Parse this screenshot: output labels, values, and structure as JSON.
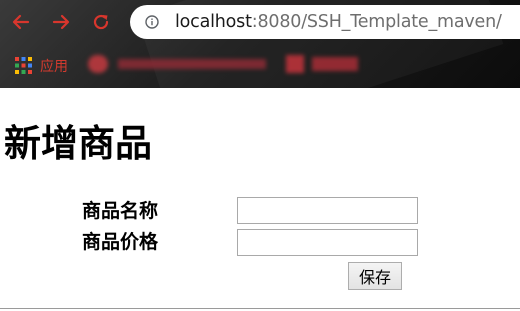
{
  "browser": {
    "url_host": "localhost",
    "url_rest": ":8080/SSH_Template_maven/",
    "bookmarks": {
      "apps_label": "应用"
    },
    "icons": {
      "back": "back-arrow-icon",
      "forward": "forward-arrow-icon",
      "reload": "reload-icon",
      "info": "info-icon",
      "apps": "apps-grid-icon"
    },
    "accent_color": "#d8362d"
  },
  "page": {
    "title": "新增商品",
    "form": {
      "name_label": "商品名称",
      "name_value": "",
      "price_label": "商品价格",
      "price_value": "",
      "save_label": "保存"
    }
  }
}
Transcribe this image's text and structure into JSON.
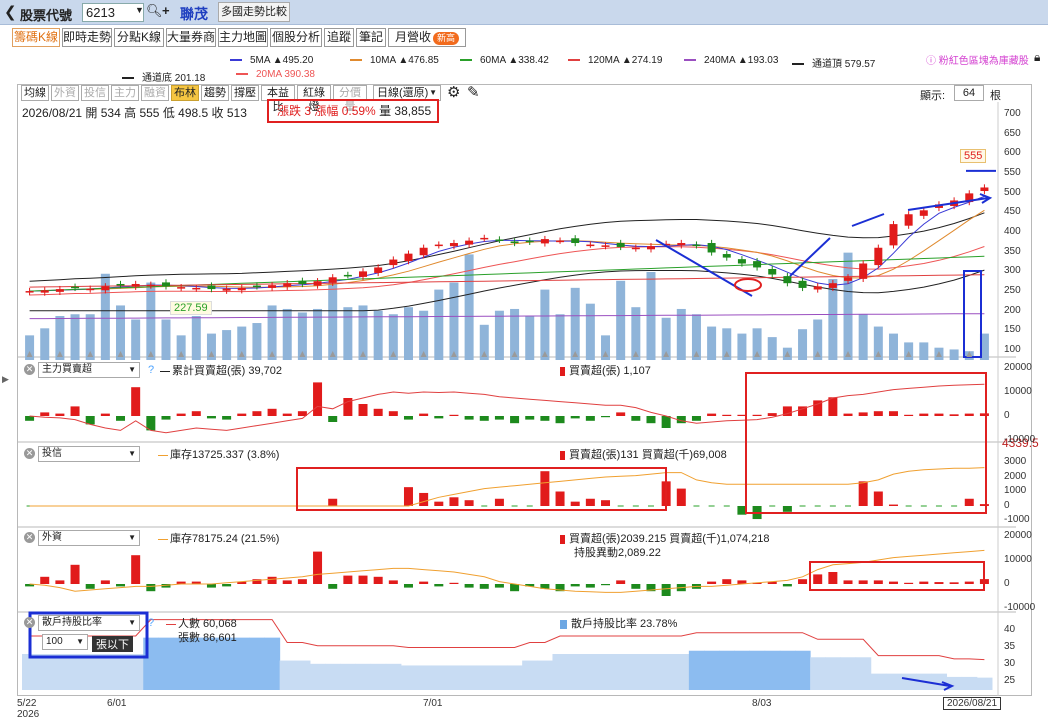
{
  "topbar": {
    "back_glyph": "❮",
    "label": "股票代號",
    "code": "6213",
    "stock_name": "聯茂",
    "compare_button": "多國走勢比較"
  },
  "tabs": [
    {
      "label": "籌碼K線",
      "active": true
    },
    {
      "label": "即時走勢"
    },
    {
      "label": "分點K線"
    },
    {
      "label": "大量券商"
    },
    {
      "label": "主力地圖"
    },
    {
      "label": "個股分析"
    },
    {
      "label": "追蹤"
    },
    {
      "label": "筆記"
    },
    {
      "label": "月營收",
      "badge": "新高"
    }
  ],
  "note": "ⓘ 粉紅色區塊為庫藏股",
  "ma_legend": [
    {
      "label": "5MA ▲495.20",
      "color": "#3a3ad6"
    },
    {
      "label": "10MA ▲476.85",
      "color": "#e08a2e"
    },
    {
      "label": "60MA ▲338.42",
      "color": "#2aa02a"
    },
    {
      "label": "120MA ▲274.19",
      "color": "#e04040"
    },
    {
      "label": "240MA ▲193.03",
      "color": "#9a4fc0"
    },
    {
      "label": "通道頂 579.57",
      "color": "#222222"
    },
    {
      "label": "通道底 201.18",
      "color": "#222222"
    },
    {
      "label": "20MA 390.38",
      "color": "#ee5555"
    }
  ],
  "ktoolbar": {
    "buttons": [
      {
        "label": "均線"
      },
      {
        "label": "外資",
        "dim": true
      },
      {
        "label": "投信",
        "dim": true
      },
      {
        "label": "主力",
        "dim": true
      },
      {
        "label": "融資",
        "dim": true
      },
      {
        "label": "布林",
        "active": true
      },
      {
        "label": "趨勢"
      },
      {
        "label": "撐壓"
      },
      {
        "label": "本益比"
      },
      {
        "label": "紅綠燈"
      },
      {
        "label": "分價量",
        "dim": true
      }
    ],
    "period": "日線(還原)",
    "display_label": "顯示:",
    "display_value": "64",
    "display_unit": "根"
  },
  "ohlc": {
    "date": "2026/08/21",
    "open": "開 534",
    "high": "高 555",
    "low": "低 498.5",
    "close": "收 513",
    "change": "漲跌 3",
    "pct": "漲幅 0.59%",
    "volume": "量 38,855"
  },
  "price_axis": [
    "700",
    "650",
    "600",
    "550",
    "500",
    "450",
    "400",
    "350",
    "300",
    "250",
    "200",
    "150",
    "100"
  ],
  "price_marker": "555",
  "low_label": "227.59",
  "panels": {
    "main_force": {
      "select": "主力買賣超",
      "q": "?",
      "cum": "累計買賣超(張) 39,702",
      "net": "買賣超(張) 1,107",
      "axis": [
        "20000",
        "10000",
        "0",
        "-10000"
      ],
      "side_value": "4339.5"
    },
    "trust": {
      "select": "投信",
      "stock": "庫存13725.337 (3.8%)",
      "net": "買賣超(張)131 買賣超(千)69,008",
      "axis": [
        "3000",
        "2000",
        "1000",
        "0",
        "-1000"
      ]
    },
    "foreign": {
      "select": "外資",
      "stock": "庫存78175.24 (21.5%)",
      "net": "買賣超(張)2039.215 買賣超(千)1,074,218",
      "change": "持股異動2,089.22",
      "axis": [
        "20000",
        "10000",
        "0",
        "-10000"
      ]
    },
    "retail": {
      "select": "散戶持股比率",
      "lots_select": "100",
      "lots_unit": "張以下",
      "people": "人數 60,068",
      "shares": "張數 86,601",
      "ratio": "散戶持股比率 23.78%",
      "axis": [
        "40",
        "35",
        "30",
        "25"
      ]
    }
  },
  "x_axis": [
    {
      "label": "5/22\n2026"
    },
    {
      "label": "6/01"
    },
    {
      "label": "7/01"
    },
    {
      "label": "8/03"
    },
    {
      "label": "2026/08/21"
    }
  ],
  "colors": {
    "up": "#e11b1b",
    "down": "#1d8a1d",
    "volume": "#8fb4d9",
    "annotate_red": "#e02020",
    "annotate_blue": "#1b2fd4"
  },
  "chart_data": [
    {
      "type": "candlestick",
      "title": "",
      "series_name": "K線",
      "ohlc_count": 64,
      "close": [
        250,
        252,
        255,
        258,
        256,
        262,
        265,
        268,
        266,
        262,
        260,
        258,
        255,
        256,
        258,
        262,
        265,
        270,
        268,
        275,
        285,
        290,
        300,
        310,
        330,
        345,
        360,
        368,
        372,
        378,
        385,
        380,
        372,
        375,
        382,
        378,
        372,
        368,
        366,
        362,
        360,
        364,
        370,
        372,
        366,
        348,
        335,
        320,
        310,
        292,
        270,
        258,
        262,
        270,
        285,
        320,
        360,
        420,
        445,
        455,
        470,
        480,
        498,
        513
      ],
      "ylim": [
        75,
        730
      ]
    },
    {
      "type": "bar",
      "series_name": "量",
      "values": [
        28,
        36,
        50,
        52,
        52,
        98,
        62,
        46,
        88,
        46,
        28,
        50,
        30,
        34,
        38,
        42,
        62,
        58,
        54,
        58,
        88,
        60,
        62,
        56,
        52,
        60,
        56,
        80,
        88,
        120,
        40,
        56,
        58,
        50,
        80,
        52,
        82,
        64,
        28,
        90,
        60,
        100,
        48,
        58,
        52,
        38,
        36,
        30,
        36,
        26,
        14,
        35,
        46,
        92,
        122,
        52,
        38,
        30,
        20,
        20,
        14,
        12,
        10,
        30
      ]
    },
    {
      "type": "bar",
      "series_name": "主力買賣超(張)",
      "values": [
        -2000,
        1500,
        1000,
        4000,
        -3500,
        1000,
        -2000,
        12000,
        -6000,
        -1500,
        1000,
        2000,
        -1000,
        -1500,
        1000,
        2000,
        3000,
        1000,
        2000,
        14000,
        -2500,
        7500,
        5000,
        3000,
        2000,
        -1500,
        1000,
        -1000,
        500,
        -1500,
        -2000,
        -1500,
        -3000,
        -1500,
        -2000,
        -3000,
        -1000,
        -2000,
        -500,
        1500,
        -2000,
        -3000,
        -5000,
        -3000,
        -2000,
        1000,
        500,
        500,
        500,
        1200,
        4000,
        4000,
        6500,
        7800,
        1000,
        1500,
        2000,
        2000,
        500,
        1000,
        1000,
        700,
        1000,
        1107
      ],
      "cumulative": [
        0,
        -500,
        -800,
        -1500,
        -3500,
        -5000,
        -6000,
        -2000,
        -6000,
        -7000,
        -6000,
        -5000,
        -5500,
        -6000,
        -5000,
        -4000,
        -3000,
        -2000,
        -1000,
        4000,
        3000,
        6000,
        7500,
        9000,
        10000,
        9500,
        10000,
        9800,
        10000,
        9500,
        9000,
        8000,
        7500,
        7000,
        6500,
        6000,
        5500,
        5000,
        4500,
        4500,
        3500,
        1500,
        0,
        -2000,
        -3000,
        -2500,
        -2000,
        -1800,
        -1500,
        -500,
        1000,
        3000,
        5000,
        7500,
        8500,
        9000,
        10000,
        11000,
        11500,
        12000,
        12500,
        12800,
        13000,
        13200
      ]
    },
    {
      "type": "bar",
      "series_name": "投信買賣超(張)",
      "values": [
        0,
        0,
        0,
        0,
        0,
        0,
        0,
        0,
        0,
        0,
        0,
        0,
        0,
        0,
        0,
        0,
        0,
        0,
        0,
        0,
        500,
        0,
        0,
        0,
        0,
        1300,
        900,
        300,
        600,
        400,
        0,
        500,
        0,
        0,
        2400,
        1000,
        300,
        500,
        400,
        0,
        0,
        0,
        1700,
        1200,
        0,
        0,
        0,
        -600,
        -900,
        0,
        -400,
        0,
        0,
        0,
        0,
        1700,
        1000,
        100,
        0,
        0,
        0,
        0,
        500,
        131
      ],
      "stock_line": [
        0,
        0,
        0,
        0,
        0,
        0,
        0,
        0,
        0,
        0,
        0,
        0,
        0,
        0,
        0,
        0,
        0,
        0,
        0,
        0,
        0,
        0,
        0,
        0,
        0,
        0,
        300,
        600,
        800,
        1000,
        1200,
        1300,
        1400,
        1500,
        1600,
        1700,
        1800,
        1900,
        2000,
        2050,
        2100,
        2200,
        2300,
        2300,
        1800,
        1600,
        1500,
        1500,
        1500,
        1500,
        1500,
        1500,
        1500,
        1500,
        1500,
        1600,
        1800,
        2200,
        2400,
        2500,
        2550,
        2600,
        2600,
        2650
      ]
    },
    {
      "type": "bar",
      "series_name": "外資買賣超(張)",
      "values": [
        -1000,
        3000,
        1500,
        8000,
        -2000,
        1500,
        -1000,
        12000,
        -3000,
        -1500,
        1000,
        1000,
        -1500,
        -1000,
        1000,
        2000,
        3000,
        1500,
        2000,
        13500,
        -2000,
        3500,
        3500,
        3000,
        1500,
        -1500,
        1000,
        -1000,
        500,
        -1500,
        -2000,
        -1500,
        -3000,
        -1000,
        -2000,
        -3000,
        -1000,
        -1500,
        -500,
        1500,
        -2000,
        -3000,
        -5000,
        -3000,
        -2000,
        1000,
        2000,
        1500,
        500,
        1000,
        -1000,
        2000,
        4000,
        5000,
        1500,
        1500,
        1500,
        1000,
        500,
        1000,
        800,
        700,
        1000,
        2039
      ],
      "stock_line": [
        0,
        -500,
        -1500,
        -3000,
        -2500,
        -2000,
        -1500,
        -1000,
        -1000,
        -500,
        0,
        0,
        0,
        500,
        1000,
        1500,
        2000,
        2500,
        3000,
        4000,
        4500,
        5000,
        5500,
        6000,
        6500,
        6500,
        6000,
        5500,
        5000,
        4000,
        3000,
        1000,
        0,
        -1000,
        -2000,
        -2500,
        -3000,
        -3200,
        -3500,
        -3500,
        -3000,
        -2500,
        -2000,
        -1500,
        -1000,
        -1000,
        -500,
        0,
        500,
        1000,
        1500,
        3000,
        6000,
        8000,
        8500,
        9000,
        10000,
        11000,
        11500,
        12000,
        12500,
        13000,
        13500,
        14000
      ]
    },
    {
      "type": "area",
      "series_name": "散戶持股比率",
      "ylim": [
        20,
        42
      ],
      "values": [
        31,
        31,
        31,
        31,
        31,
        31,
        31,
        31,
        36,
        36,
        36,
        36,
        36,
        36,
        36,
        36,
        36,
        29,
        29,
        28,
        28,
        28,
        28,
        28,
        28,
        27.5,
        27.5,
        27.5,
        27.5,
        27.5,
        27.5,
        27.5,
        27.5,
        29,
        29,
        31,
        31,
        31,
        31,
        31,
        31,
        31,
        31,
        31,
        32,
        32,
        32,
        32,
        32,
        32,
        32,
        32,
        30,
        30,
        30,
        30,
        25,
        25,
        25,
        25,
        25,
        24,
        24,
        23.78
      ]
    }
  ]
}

+---+

_Directive_
Report every line in the data above in which the word "散戶持股比率" appears.

_Finished exercise_
      "select": "散戶持股比率",
      "ratio": "散戶持股比率 23.78%",
      "series_name": "散戶持股比率",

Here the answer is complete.